How to tell if a broker is really A-Book
Plenty of brokers describe themselves as ECN or STP. Because those terms are not always strictly policed, it pays to look past the label and check the signals that are harder to fake.
A clear commission model
True ECN/STP brokers typically charge a transparent commission on top of raw spreads. A zero-commission, all-in spread pitch can hide a markup.
Named or counted liquidity sources
A genuine A-Book broker connects to a pool of external liquidity providers and is usually willing to say so. tegasFX connects to a pool of over 30 top-tier liquidity providers.
Execution policy in writing
Look for a stated no-dealing-desk, no-re-quote execution policy. Vagueness here is a flag.
Behaviour during volatility
Market makers are most tempted to widen spreads or delay fills around news. Direct-market-access models pass through whatever the underlying market is doing.
tegasFX trading account conditions
tegasFX runs a true A-Book ECN/STP environment on MetaTrader 5. The core characteristics are below.
Execution model
A-Book ECN/STP, no dealing desk intervention.
Pricing
Raw spreads with a transparent commission structure.
Liquidity
Pool of 30+ top-tier liquidity providers.
Order handling
No re-quotes, no hidden markups.
High-volume traders
Volume rebates available for scalpers, EA users, and HFT.
Platform
MetaTrader 5.

(Records from a dataset)
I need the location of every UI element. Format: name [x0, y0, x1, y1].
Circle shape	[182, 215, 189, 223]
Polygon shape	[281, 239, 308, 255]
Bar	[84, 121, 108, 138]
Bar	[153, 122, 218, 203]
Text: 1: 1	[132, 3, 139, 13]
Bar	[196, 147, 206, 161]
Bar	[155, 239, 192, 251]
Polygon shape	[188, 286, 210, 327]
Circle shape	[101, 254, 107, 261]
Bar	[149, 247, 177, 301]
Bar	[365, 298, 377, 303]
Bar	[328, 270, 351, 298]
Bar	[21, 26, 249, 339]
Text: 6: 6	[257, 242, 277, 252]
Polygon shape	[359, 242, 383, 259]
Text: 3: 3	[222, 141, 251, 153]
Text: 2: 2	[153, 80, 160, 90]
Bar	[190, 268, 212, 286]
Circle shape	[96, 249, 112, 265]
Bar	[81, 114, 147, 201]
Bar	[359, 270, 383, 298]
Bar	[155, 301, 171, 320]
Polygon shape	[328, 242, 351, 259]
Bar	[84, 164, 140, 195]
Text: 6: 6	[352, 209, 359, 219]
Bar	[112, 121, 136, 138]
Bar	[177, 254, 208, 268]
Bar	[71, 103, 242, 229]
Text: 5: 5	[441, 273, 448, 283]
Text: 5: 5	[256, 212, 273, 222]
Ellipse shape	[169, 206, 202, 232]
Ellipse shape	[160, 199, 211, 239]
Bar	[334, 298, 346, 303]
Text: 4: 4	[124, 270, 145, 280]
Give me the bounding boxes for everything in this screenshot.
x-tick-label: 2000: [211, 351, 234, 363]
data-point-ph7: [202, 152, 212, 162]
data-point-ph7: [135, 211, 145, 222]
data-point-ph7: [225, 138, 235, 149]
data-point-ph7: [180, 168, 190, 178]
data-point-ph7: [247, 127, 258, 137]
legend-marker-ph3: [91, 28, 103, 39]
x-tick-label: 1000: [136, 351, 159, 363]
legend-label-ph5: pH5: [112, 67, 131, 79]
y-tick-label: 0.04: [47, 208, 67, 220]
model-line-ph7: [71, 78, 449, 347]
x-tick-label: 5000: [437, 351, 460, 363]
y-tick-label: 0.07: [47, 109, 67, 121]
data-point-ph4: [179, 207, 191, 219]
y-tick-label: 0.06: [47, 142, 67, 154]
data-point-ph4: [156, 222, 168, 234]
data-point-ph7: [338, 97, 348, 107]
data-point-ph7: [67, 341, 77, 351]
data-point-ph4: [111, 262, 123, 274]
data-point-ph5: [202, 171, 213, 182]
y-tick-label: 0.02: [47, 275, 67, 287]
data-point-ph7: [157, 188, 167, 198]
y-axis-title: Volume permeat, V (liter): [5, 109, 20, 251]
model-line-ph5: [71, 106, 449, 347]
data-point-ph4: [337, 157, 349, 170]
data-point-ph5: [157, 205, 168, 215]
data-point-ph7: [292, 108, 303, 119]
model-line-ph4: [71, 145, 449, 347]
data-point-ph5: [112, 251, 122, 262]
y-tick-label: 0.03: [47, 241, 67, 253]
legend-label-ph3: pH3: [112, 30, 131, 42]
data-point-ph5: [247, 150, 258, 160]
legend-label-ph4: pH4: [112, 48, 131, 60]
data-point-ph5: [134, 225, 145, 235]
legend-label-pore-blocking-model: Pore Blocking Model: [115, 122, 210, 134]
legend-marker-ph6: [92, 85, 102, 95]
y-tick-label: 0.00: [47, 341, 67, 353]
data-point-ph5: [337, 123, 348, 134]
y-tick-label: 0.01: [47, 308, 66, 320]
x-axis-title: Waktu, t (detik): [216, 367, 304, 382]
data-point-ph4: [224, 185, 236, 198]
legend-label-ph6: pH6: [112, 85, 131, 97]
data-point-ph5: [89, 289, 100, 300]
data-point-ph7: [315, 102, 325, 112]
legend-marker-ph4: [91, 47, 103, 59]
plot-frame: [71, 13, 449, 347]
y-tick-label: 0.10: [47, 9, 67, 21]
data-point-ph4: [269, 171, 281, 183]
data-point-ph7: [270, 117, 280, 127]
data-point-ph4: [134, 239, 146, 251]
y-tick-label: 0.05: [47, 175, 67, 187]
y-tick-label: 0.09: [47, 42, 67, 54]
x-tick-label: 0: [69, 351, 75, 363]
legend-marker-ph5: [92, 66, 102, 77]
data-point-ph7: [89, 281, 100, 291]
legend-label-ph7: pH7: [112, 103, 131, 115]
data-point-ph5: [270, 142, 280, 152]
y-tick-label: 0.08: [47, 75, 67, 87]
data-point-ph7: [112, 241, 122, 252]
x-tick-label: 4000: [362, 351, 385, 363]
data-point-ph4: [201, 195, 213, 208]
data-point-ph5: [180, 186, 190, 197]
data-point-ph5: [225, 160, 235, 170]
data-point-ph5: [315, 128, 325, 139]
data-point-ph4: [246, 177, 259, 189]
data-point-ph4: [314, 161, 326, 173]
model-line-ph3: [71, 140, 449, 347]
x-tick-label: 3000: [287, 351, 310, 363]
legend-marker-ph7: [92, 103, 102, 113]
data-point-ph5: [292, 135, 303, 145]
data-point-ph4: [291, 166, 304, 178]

EXERCISES TO COMPLETE ::
1. In the text on checking whether a broker is A-Book, copy word for word the part that starts with the words containing "Execution policy in" and ends with "30+ top-tier liquidity providers.".
2. Extend the text on checking whether a broker is A-Book, picking up after its final line.

ANSWER SET ::
1.
Execution policy in writing
Look for a stated no-dealing-desk, no-re-quote execution policy. Vagueness here is a flag.
Behaviour during volatility
Market makers are most tempted to widen spreads or delay fills around news. Direct-market-access models pass through whatever the underlying market is doing.
tegasFX trading account conditions
tegasFX runs a true A-Book ECN/STP environment on MetaTrader 5. The core characteristics are below.
Execution model
A-Book ECN/STP, no dealing desk intervention.
Pricing
Raw spreads with a transparent commission structure.
Liquidity
Pool of 30+ top-tier liquidity providers.

2.
Three common misconceptions
A-Book brokers are always cheaper
Not necessarily. An A-Book broker often charges a separate commission, so the headline spread can look higher. The real comparison is total cost per trade, spread plus commission, against the quality of execution. For active traders, tighter raw spreads and clean fills usually win even with a commission.
ECN and STP are the same thing
They overlap but are not identical. ECN connects you to a network where participants compete to fill your order and you can often see market depth. STP routes your order straight through without a dealing desk. Many brokers, including tegasFX, combine both.
Execution model does not affect me as a small trader
It affects every trader. A conflict of interest does not disappear because your account is small. With A-Book, the broker has no reason to want your trades to fail, from your first lot to your largest position.
Frequently asked questions
What is an A-Book broker?
An A-Book broker passes client orders through to external liquidity providers rather than taking the opposite side. It earns from spreads and commissions instead of client losses, which removes the conflict of interest found in market-maker (B-Book) models.
What is the difference between A-Book and B-Book?
An A-Book broker routes your trades to the real market and stays neutral. A B-Book broker (market maker) keeps trades in-house and takes the opposite side, so it may profit when you lose. A-Book aligns the broker's interests with yours.
Is tegasFX an A-Book or B-Book broker?
tegasFX operates a true A-Book ECN/STP model, connecting traders to a pool of over 30 top-tier liquidity providers with no dealing desk intervention, no re-quotes, and raw spreads.
What does ECN/STP mean?
ECN (Electronic Communication Network) connects you to a network of competing liquidity providers. STP (Straight Through Processing) routes orders directly to those providers without manual intervention. Together they deliver direct market access.
What spreads does tegasFX offer?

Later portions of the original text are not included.